What is expected:
Your task is to output the entries below word for word.
#### Records supplied
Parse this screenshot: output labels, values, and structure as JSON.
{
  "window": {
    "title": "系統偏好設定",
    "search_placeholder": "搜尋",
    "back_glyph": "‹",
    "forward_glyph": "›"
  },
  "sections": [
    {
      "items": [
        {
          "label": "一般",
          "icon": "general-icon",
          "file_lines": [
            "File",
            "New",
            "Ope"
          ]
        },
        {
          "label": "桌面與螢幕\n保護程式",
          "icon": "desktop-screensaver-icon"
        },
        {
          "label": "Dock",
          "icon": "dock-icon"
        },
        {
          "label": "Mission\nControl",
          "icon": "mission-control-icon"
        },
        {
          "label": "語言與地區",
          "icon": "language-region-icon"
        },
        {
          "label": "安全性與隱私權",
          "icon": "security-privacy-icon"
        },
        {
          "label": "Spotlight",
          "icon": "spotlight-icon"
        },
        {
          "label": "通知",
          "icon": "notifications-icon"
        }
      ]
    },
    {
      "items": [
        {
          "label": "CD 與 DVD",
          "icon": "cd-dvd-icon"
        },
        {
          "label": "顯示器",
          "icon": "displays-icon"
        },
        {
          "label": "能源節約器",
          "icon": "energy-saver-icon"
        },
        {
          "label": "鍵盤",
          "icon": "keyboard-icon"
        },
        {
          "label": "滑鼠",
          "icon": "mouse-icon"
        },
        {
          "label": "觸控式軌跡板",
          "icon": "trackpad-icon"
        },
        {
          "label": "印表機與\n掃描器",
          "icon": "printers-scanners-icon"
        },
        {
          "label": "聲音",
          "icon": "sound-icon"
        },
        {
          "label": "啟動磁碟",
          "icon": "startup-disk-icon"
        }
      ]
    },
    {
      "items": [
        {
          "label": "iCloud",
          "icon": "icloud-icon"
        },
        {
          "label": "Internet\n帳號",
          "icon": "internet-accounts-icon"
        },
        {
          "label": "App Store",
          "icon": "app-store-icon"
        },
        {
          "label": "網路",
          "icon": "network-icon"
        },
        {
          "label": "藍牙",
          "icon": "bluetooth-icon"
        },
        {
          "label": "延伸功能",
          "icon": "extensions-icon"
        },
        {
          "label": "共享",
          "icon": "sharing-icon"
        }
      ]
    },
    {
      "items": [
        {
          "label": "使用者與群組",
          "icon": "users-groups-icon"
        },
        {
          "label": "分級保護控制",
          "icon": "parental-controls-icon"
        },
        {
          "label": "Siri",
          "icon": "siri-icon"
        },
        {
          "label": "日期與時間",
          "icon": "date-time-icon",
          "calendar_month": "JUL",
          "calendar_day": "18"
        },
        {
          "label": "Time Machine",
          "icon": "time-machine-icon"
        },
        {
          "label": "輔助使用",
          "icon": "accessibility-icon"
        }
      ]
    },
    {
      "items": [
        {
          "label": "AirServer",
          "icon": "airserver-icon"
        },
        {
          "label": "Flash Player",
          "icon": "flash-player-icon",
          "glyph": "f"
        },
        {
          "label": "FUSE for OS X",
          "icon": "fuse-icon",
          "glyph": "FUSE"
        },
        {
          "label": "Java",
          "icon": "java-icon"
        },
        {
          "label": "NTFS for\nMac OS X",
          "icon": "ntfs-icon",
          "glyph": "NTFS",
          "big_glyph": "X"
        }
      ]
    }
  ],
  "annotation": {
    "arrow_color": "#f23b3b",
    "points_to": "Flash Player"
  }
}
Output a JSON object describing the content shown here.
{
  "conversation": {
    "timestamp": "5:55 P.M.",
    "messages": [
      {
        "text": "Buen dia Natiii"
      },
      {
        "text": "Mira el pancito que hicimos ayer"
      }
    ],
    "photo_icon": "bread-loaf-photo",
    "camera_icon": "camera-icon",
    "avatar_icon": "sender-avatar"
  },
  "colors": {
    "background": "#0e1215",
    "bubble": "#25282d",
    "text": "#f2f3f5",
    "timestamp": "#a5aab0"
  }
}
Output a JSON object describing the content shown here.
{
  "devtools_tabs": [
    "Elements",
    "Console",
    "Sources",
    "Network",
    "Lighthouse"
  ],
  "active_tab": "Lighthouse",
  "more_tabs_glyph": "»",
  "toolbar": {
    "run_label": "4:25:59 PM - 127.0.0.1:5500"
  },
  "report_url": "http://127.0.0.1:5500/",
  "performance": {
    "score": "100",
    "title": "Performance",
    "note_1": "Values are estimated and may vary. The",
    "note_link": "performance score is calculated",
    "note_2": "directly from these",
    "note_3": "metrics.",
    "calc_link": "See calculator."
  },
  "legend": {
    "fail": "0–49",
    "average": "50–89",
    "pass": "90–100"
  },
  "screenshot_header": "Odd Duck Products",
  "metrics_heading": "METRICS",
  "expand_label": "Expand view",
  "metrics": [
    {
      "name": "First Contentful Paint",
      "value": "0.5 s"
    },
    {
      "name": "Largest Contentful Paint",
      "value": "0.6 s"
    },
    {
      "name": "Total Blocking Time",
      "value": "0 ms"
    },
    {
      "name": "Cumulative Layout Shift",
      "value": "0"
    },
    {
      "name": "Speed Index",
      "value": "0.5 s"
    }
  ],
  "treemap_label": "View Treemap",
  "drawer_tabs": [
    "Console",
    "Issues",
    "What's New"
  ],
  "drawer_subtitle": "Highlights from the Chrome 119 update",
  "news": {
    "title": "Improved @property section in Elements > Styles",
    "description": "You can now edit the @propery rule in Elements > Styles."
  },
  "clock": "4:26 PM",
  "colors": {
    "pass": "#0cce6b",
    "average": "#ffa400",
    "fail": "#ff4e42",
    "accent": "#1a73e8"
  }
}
########
Response to this exercise:
Parse this screenshot: output labels, values, and structure as JSON.
{
  "window": {
    "title": "系統偏好設定",
    "search_placeholder": "搜尋",
    "back_glyph": "‹",
    "forward_glyph": "›"
  },
  "sections": [
    {
      "items": [
        {
          "label": "一般",
          "icon": "general-icon",
          "file_lines": [
            "File",
            "New",
            "Ope"
          ]
        },
        {
          "label": "桌面與螢幕\n保護程式",
          "icon": "desktop-screensaver-icon"
        },
        {
          "label": "Dock",
          "icon": "dock-icon"
        },
        {
          "label": "Mission\nControl",
          "icon": "mission-control-icon"
        },
        {
          "label": "語言與地區",
          "icon": "language-region-icon"
        },
        {
          "label": "安全性與隱私權",
          "icon": "security-privacy-icon"
        },
        {
          "label": "Spotlight",
          "icon": "spotlight-icon"
        },
        {
          "label": "通知",
          "icon": "notifications-icon"
        }
      ]
    },
    {
      "items": [
        {
          "label": "CD 與 DVD",
          "icon": "cd-dvd-icon"
        },
        {
          "label": "顯示器",
          "icon": "displays-icon"
        },
        {
          "label": "能源節約器",
          "icon": "energy-saver-icon"
        },
        {
          "label": "鍵盤",
          "icon": "keyboard-icon"
        },
        {
          "label": "滑鼠",
          "icon": "mouse-icon"
        },
        {
          "label": "觸控式軌跡板",
          "icon": "trackpad-icon"
        },
        {
          "label": "印表機與\n掃描器",
          "icon": "printers-scanners-icon"
        },
        {
          "label": "聲音",
          "icon": "sound-icon"
        },
        {
          "label": "啟動磁碟",
          "icon": "startup-disk-icon"
        }
      ]
    },
    {
      "items": [
        {
          "label": "iCloud",
          "icon": "icloud-icon"
        },
        {
          "label": "Internet\n帳號",
          "icon": "internet-accounts-icon"
        },
        {
          "label": "App Store",
          "icon": "app-store-icon"
        },
        {
          "label": "網路",
          "icon": "network-icon"
        },
        {
          "label": "藍牙",
          "icon": "bluetooth-icon"
        },
        {
          "label": "延伸功能",
          "icon": "extensions-icon"
        },
        {
          "label": "共享",
          "icon": "sharing-icon"
        }
      ]
    },
    {
      "items": [
        {
          "label": "使用者與群組",
          "icon": "users-groups-icon"
        },
        {
          "label": "分級保護控制",
          "icon": "parental-controls-icon"
        },
        {
          "label": "Siri",
          "icon": "siri-icon"
        },
        {
          "label": "日期與時間",
          "icon": "date-time-icon",
          "calendar_month": "JUL",
          "calendar_day": "18"
        },
        {
          "label": "Time Machine",
          "icon": "time-machine-icon"
        },
        {
          "label": "輔助使用",
          "icon": "accessibility-icon"
        }
      ]
    },
    {
      "items": [
        {
          "label": "AirServer",
          "icon": "airserver-icon"
        },
        {
          "label": "Flash Player",
          "icon": "flash-player-icon",
          "glyph": "f"
        },
        {
          "label": "FUSE for OS X",
          "icon": "fuse-icon",
          "glyph": "FUSE"
        },
        {
          "label": "Java",
          "icon": "java-icon"
        },
        {
          "label": "NTFS for\nMac OS X",
          "icon": "ntfs-icon",
          "glyph": "NTFS",
          "big_glyph": "X"
        }
      ]
    }
  ],
  "annotation": {
    "arrow_color": "#f23b3b",
    "points_to": "Flash Player"
  }
}
Output a JSON object describing the content shown here.
{
  "conversation": {
    "timestamp": "5:55 P.M.",
    "messages": [
      {
        "text": "Buen dia Natiii"
      },
      {
        "text": "Mira el pancito que hicimos ayer"
      }
    ],
    "photo_icon": "bread-loaf-photo",
    "camera_icon": "camera-icon",
    "avatar_icon": "sender-avatar"
  },
  "colors": {
    "background": "#0e1215",
    "bubble": "#25282d",
    "text": "#f2f3f5",
    "timestamp": "#a5aab0"
  }
}
Output a JSON object describing the content shown here.
{
  "devtools_tabs": [
    "Elements",
    "Console",
    "Sources",
    "Network",
    "Lighthouse"
  ],
  "active_tab": "Lighthouse",
  "more_tabs_glyph": "»",
  "toolbar": {
    "run_label": "4:25:59 PM - 127.0.0.1:5500"
  },
  "report_url": "http://127.0.0.1:5500/",
  "performance": {
    "score": "100",
    "title": "Performance",
    "note_1": "Values are estimated and may vary. The",
    "note_link": "performance score is calculated",
    "note_2": "directly from these",
    "note_3": "metrics.",
    "calc_link": "See calculator."
  },
  "legend": {
    "fail": "0–49",
    "average": "50–89",
    "pass": "90–100"
  },
  "screenshot_header": "Odd Duck Products",
  "metrics_heading": "METRICS",
  "expand_label": "Expand view",
  "metrics": [
    {
      "name": "First Contentful Paint",
      "value": "0.5 s"
    },
    {
      "name": "Largest Contentful Paint",
      "value": "0.6 s"
    },
    {
      "name": "Total Blocking Time",
      "value": "0 ms"
    },
    {
      "name": "Cumulative Layout Shift",
      "value": "0"
    },
    {
      "name": "Speed Index",
      "value": "0.5 s"
    }
  ],
  "treemap_label": "View Treemap",
  "drawer_tabs": [
    "Console",
    "Issues",
    "What's New"
  ],
  "drawer_subtitle": "Highlights from the Chrome 119 update",
  "news": {
    "title": "Improved @property section in Elements > Styles",
    "description": "You can now edit the @propery rule in Elements > Styles."
  },
  "clock": "4:26 PM",
  "colors": {
    "pass": "#0cce6b",
    "average": "#ffa400",
    "fail": "#ff4e42",
    "accent": "#1a73e8"
  }
}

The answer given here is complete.